Rewrite all of the rows, changing every "interactable" to "clickable" and leaving everything else untouched.

═══ DATASET

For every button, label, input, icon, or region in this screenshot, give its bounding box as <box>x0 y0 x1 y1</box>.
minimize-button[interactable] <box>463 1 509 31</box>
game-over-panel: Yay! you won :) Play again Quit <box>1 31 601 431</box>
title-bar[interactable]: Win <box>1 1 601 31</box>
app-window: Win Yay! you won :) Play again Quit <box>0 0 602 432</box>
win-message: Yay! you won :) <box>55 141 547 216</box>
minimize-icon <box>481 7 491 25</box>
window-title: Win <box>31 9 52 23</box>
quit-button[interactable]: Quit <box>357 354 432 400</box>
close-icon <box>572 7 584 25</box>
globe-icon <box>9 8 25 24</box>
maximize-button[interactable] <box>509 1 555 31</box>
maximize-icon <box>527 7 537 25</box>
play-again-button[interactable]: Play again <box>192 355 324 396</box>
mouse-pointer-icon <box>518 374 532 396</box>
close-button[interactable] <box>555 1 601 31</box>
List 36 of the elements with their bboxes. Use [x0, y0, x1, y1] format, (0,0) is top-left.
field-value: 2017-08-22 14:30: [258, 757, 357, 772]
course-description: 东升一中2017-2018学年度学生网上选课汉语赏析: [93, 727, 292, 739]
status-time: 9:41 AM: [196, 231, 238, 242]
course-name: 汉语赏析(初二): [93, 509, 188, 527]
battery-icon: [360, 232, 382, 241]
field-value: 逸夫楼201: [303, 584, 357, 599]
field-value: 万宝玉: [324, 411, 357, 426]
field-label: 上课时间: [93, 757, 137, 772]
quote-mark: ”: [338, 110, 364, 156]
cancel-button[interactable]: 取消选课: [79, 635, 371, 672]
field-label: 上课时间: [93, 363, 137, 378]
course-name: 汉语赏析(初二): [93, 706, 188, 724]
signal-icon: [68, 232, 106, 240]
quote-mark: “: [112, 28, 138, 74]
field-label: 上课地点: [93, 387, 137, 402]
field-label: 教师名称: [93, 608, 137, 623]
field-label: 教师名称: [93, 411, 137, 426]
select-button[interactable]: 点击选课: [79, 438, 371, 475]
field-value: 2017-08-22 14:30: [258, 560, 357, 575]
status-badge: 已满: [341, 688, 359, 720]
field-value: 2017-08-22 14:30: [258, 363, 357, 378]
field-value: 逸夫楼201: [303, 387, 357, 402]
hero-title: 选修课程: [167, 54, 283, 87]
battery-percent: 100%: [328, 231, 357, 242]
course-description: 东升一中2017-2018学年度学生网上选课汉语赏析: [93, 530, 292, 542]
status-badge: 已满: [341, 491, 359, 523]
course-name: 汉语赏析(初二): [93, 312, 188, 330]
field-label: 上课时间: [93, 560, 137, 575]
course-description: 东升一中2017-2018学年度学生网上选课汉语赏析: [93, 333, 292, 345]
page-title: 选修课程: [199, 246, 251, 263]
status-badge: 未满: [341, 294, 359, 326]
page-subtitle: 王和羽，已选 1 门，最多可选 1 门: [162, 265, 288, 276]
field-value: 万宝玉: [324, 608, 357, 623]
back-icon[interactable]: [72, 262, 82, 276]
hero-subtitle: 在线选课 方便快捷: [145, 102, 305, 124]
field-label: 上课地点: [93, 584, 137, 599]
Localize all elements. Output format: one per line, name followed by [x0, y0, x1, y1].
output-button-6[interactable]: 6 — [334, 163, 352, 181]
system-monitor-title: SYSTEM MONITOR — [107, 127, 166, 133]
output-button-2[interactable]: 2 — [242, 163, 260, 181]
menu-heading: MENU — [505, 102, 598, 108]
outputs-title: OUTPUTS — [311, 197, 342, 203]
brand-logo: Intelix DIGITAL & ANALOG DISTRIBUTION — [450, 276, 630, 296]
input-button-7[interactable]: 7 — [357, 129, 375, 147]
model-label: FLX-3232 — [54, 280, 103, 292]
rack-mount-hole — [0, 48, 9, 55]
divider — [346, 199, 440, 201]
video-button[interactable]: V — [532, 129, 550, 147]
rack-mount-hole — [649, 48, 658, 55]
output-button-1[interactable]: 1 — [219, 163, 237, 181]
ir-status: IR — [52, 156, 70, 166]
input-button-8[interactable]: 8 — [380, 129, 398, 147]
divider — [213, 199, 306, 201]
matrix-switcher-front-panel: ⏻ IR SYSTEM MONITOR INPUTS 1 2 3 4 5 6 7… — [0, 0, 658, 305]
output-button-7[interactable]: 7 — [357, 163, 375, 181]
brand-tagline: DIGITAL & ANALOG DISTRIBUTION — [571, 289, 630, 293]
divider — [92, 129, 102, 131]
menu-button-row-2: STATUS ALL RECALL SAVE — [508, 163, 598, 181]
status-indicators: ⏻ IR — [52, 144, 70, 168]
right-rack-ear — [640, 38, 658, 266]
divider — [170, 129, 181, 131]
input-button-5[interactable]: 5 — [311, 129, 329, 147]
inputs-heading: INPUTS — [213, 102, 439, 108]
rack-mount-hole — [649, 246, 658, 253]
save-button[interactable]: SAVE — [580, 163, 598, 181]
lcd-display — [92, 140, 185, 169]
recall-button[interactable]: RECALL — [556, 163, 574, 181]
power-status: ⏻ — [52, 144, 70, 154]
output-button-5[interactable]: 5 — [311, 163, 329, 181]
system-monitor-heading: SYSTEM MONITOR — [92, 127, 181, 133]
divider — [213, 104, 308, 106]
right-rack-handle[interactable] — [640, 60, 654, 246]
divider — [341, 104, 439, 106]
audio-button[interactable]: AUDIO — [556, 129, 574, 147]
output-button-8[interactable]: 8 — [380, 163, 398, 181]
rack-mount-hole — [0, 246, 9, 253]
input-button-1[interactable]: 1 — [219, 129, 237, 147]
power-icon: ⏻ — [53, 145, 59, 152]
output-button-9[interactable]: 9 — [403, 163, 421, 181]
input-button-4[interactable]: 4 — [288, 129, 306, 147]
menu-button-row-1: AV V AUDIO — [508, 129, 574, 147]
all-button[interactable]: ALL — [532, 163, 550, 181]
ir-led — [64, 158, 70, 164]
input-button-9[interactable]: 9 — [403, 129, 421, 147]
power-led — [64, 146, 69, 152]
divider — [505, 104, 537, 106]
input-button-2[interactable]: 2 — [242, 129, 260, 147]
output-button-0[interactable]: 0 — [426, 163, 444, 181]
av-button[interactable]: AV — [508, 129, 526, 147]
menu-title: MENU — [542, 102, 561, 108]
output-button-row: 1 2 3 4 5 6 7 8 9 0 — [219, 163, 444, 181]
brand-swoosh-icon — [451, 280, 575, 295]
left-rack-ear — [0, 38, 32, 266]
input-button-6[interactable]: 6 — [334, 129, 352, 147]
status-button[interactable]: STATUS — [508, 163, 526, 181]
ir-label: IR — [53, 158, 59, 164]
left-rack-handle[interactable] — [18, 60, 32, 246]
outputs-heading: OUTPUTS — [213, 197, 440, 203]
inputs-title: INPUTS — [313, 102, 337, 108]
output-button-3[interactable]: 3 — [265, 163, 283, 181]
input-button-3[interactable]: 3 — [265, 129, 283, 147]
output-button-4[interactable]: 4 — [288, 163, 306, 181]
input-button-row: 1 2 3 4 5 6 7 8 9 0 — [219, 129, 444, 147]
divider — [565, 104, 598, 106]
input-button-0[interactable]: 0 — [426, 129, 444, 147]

══════

RESPONSE TO THE EXERCISE
For every button, label, input, icon, or region in this screenshot, give its bounding box as <box>x0 y0 x1 y1</box>.
minimize-button[clickable] <box>463 1 509 31</box>
game-over-panel: Yay! you won :) Play again Quit <box>1 31 601 431</box>
title-bar[clickable]: Win <box>1 1 601 31</box>
app-window: Win Yay! you won :) Play again Quit <box>0 0 602 432</box>
win-message: Yay! you won :) <box>55 141 547 216</box>
minimize-icon <box>481 7 491 25</box>
window-title: Win <box>31 9 52 23</box>
quit-button[clickable]: Quit <box>357 354 432 400</box>
close-icon <box>572 7 584 25</box>
globe-icon <box>9 8 25 24</box>
maximize-button[clickable] <box>509 1 555 31</box>
maximize-icon <box>527 7 537 25</box>
play-again-button[clickable]: Play again <box>192 355 324 396</box>
mouse-pointer-icon <box>518 374 532 396</box>
close-button[clickable] <box>555 1 601 31</box>
List 36 of the elements with their bboxes. Use [x0, y0, x1, y1] format, (0,0) is top-left.
field-value: 2017-08-22 14:30: [258, 757, 357, 772]
course-description: 东升一中2017-2018学年度学生网上选课汉语赏析: [93, 727, 292, 739]
status-time: 9:41 AM: [196, 231, 238, 242]
course-name: 汉语赏析(初二): [93, 509, 188, 527]
battery-icon: [360, 232, 382, 241]
field-value: 逸夫楼201: [303, 584, 357, 599]
field-value: 万宝玉: [324, 411, 357, 426]
field-label: 上课时间: [93, 757, 137, 772]
quote-mark: ”: [338, 110, 364, 156]
cancel-button[clickable]: 取消选课: [79, 635, 371, 672]
field-label: 上课时间: [93, 363, 137, 378]
course-name: 汉语赏析(初二): [93, 706, 188, 724]
signal-icon: [68, 232, 106, 240]
quote-mark: “: [112, 28, 138, 74]
field-label: 上课地点: [93, 387, 137, 402]
field-label: 教师名称: [93, 608, 137, 623]
field-label: 教师名称: [93, 411, 137, 426]
select-button[clickable]: 点击选课: [79, 438, 371, 475]
field-value: 2017-08-22 14:30: [258, 560, 357, 575]
status-badge: 已满: [341, 688, 359, 720]
field-value: 2017-08-22 14:30: [258, 363, 357, 378]
field-value: 逸夫楼201: [303, 387, 357, 402]
hero-title: 选修课程: [167, 54, 283, 87]
battery-percent: 100%: [328, 231, 357, 242]
course-description: 东升一中2017-2018学年度学生网上选课汉语赏析: [93, 530, 292, 542]
status-badge: 已满: [341, 491, 359, 523]
course-name: 汉语赏析(初二): [93, 312, 188, 330]
field-label: 上课时间: [93, 560, 137, 575]
course-description: 东升一中2017-2018学年度学生网上选课汉语赏析: [93, 333, 292, 345]
page-title: 选修课程: [199, 246, 251, 263]
status-badge: 未满: [341, 294, 359, 326]
page-subtitle: 王和羽，已选 1 门，最多可选 1 门: [162, 265, 288, 276]
field-value: 万宝玉: [324, 608, 357, 623]
back-icon[clickable]: [72, 262, 82, 276]
hero-subtitle: 在线选课 方便快捷: [145, 102, 305, 124]
field-label: 上课地点: [93, 584, 137, 599]
Localize all elements. Output format: one per line, name followed by [x0, y0, x1, y1].
output-button-6[clickable]: 6 — [334, 163, 352, 181]
system-monitor-title: SYSTEM MONITOR — [107, 127, 166, 133]
output-button-2[clickable]: 2 — [242, 163, 260, 181]
menu-heading: MENU — [505, 102, 598, 108]
outputs-title: OUTPUTS — [311, 197, 342, 203]
brand-logo: Intelix DIGITAL & ANALOG DISTRIBUTION — [450, 276, 630, 296]
input-button-7[clickable]: 7 — [357, 129, 375, 147]
model-label: FLX-3232 — [54, 280, 103, 292]
rack-mount-hole — [0, 48, 9, 55]
divider — [346, 199, 440, 201]
video-button[clickable]: V — [532, 129, 550, 147]
rack-mount-hole — [649, 48, 658, 55]
output-button-1[clickable]: 1 — [219, 163, 237, 181]
ir-status: IR — [52, 156, 70, 166]
input-button-8[clickable]: 8 — [380, 129, 398, 147]
divider — [213, 199, 306, 201]
matrix-switcher-front-panel: ⏻ IR SYSTEM MONITOR INPUTS 1 2 3 4 5 6 7… — [0, 0, 658, 305]
output-button-7[clickable]: 7 — [357, 163, 375, 181]
brand-tagline: DIGITAL & ANALOG DISTRIBUTION — [571, 289, 630, 293]
divider — [92, 129, 102, 131]
menu-button-row-2: STATUS ALL RECALL SAVE — [508, 163, 598, 181]
status-indicators: ⏻ IR — [52, 144, 70, 168]
right-rack-ear — [640, 38, 658, 266]
divider — [170, 129, 181, 131]
input-button-5[clickable]: 5 — [311, 129, 329, 147]
inputs-heading: INPUTS — [213, 102, 439, 108]
rack-mount-hole — [649, 246, 658, 253]
save-button[clickable]: SAVE — [580, 163, 598, 181]
lcd-display — [92, 140, 185, 169]
recall-button[clickable]: RECALL — [556, 163, 574, 181]
power-status: ⏻ — [52, 144, 70, 154]
output-button-5[clickable]: 5 — [311, 163, 329, 181]
system-monitor-heading: SYSTEM MONITOR — [92, 127, 181, 133]
divider — [213, 104, 308, 106]
right-rack-handle[clickable] — [640, 60, 654, 246]
divider — [341, 104, 439, 106]
audio-button[clickable]: AUDIO — [556, 129, 574, 147]
output-button-8[clickable]: 8 — [380, 163, 398, 181]
rack-mount-hole — [0, 246, 9, 253]
input-button-1[clickable]: 1 — [219, 129, 237, 147]
power-icon: ⏻ — [53, 145, 59, 152]
output-button-9[clickable]: 9 — [403, 163, 421, 181]
input-button-4[clickable]: 4 — [288, 129, 306, 147]
menu-button-row-1: AV V AUDIO — [508, 129, 574, 147]
all-button[clickable]: ALL — [532, 163, 550, 181]
ir-led — [64, 158, 70, 164]
input-button-9[clickable]: 9 — [403, 129, 421, 147]
power-led — [64, 146, 69, 152]
divider — [505, 104, 537, 106]
input-button-2[clickable]: 2 — [242, 129, 260, 147]
output-button-0[clickable]: 0 — [426, 163, 444, 181]
av-button[clickable]: AV — [508, 129, 526, 147]
menu-title: MENU — [542, 102, 561, 108]
output-button-row: 1 2 3 4 5 6 7 8 9 0 — [219, 163, 444, 181]
brand-swoosh-icon — [451, 280, 575, 295]
left-rack-ear — [0, 38, 32, 266]
input-button-6[clickable]: 6 — [334, 129, 352, 147]
status-button[clickable]: STATUS — [508, 163, 526, 181]
ir-label: IR — [53, 158, 59, 164]
left-rack-handle[clickable] — [18, 60, 32, 246]
outputs-heading: OUTPUTS — [213, 197, 440, 203]
inputs-title: INPUTS — [313, 102, 337, 108]
output-button-3[clickable]: 3 — [265, 163, 283, 181]
input-button-3[clickable]: 3 — [265, 129, 283, 147]
output-button-4[clickable]: 4 — [288, 163, 306, 181]
input-button-row: 1 2 3 4 5 6 7 8 9 0 — [219, 129, 444, 147]
divider — [565, 104, 598, 106]
input-button-0[clickable]: 0 — [426, 129, 444, 147]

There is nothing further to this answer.